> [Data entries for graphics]
============================================================

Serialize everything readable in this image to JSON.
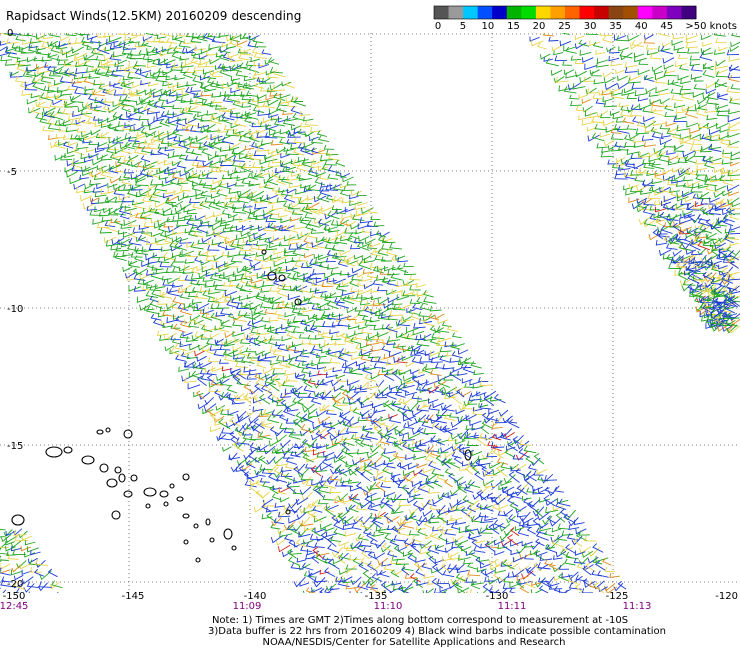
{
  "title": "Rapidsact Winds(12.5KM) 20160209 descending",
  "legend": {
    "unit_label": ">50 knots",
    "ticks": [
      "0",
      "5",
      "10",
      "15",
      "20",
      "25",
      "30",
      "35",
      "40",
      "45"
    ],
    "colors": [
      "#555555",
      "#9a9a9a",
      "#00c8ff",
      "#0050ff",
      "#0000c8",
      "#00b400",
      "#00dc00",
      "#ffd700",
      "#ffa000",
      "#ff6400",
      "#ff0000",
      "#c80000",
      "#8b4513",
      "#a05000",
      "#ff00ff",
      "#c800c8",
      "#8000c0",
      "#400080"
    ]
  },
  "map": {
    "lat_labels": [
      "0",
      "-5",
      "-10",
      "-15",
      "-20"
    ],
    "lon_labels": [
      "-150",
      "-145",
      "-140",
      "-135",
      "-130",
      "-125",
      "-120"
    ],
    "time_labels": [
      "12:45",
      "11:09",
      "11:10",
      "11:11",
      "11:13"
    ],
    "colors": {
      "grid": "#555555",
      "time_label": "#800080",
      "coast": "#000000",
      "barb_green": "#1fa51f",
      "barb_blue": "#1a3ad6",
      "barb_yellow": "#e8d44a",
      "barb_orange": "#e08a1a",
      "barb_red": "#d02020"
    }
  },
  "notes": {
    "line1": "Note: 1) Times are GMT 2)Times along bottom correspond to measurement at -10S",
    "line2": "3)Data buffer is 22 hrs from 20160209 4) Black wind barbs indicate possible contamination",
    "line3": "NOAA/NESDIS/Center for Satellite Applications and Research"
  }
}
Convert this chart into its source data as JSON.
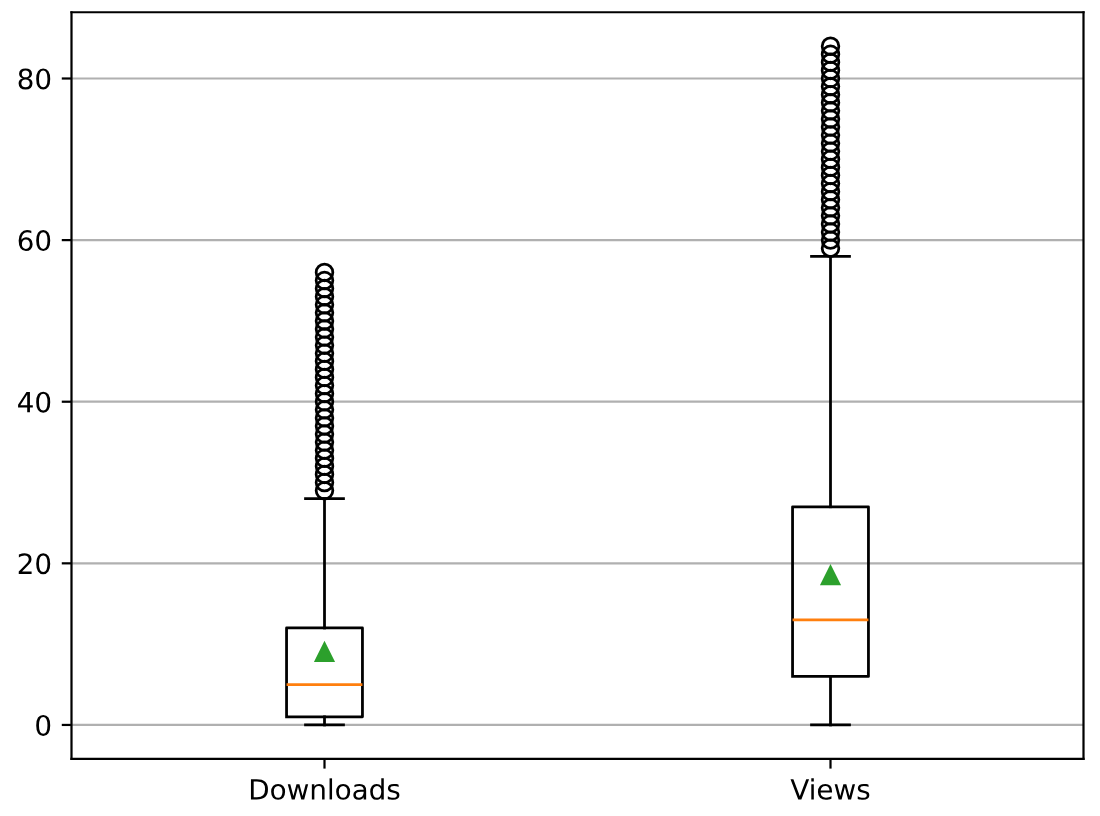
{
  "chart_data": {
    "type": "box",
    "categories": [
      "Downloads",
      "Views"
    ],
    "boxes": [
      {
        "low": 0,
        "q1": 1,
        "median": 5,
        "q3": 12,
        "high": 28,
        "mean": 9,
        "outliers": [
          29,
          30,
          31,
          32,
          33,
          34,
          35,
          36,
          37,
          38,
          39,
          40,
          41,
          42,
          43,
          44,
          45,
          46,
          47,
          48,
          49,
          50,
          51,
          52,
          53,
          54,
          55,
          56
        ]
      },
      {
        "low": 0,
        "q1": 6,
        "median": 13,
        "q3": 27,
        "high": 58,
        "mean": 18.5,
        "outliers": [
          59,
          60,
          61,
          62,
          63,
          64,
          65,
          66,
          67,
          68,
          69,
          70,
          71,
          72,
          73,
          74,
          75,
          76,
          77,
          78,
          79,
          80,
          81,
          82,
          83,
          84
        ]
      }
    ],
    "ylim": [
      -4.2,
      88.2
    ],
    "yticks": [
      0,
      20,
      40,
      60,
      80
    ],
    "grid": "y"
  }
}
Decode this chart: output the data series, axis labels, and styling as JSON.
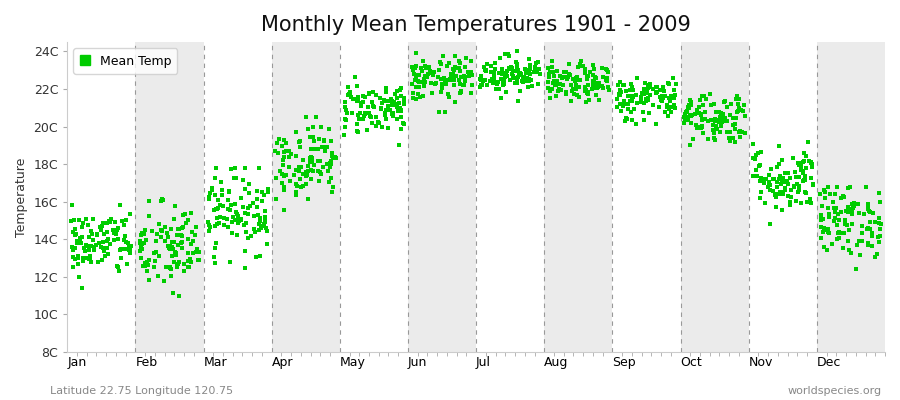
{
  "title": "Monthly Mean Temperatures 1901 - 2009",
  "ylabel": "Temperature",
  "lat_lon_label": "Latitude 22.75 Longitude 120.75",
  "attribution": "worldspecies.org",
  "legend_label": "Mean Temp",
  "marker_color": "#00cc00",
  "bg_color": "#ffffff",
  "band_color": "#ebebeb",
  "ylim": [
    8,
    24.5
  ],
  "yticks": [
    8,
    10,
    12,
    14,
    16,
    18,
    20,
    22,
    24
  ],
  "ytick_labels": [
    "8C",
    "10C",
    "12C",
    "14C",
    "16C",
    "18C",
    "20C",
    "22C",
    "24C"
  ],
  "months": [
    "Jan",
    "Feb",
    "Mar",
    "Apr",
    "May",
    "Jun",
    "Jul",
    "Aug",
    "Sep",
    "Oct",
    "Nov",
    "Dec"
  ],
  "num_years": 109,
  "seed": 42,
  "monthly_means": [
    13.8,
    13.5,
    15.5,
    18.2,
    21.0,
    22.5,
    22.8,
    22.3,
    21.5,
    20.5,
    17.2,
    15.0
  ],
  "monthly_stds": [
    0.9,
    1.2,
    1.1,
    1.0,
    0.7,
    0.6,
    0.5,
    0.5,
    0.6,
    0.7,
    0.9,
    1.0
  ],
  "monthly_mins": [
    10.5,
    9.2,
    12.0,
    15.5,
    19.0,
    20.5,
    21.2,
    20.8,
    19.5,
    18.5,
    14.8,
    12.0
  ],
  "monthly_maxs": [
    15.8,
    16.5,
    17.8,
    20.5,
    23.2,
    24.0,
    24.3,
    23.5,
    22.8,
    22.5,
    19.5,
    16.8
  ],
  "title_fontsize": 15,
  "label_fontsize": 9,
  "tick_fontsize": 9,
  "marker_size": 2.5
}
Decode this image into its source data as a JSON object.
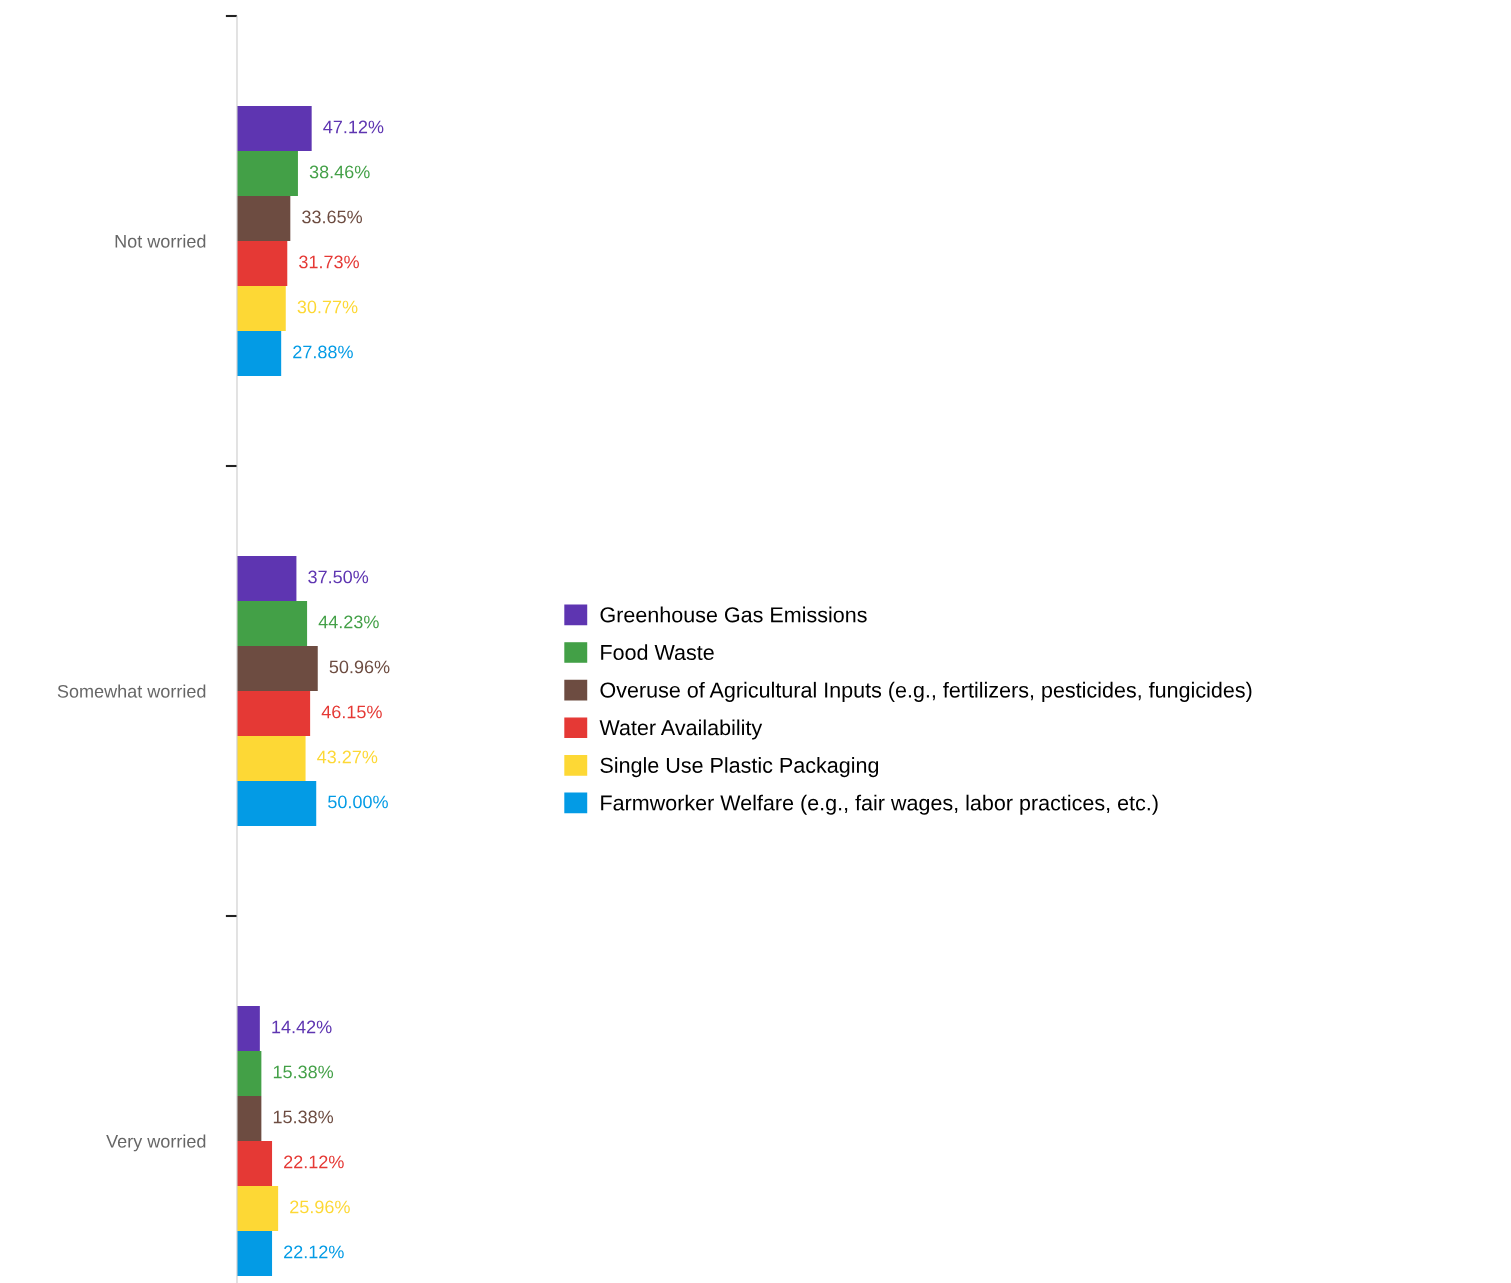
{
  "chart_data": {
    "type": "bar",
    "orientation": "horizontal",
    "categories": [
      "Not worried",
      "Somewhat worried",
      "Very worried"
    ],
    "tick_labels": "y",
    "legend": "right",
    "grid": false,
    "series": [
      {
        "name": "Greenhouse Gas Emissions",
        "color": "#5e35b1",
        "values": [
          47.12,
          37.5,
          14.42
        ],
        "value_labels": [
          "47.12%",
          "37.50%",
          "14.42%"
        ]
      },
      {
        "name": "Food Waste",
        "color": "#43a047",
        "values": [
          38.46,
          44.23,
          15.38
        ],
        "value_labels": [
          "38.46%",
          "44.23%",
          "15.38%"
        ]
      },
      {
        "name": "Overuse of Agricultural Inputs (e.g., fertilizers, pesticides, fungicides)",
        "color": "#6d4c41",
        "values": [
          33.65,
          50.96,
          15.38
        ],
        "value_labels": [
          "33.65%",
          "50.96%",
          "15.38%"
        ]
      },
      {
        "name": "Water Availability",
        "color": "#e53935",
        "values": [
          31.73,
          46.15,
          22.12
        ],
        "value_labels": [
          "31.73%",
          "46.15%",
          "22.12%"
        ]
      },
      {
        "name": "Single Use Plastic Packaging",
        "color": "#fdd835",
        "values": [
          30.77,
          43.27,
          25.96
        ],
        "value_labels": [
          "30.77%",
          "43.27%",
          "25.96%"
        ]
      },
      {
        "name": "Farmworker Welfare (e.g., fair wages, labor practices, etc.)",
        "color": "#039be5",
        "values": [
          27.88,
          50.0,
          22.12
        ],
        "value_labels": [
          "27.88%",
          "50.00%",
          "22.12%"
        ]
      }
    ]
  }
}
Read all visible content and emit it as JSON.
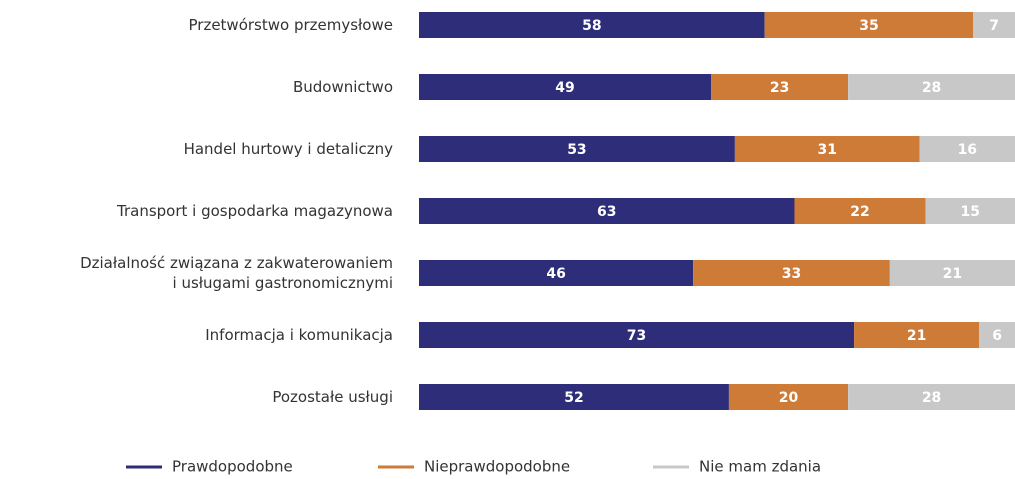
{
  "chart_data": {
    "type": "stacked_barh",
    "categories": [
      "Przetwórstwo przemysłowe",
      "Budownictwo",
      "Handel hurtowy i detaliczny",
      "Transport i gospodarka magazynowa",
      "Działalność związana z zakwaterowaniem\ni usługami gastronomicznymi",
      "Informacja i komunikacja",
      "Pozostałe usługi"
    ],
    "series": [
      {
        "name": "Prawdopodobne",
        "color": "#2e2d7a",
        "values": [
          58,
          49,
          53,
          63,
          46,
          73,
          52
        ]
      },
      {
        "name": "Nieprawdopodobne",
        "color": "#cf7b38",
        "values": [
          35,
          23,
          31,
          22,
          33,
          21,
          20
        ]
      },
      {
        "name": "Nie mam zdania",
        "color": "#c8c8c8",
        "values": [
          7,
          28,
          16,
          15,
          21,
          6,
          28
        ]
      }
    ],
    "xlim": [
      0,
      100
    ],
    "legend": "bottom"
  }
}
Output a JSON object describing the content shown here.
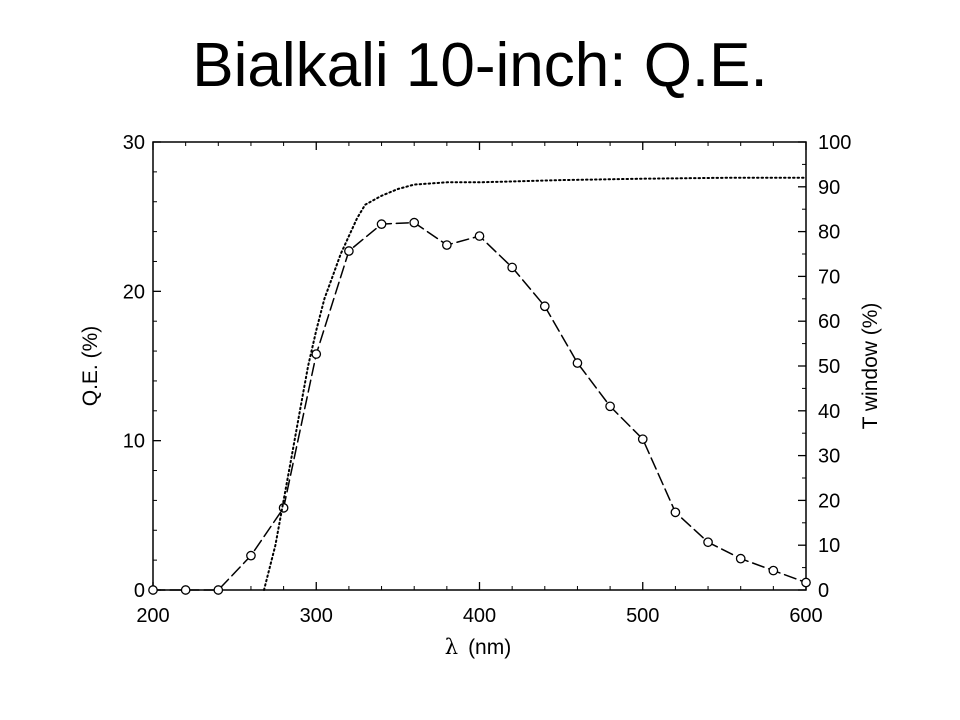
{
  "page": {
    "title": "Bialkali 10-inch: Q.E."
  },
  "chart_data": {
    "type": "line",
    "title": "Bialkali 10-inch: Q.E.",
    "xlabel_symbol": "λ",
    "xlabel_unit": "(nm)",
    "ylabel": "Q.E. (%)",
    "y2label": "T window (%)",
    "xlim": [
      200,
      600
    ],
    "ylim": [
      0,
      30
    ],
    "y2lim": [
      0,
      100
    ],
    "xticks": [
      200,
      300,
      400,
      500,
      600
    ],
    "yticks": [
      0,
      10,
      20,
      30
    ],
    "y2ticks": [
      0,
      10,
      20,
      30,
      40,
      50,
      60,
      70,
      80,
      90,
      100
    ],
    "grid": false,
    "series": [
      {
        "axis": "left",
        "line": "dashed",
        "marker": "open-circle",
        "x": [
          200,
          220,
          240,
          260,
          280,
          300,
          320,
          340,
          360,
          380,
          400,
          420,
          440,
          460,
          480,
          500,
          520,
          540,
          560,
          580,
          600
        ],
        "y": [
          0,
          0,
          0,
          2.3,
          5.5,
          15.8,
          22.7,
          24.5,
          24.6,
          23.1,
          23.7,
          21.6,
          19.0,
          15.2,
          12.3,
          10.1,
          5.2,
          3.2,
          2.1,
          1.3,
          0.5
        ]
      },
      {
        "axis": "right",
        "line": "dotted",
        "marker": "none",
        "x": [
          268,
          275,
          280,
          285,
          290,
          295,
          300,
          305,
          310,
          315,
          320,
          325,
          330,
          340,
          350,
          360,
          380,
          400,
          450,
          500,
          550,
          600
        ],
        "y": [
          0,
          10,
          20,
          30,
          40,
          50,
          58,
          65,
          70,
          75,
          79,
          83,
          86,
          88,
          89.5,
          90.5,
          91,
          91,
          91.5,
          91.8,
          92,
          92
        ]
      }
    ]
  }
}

============================================================

> [Task to complete] From the listing above, collect every line that mentions the word "Bialkali".

> [Problem solution]
    "title": "Bialkali 10-inch: Q.E."
    "title": "Bialkali 10-inch: Q.E.",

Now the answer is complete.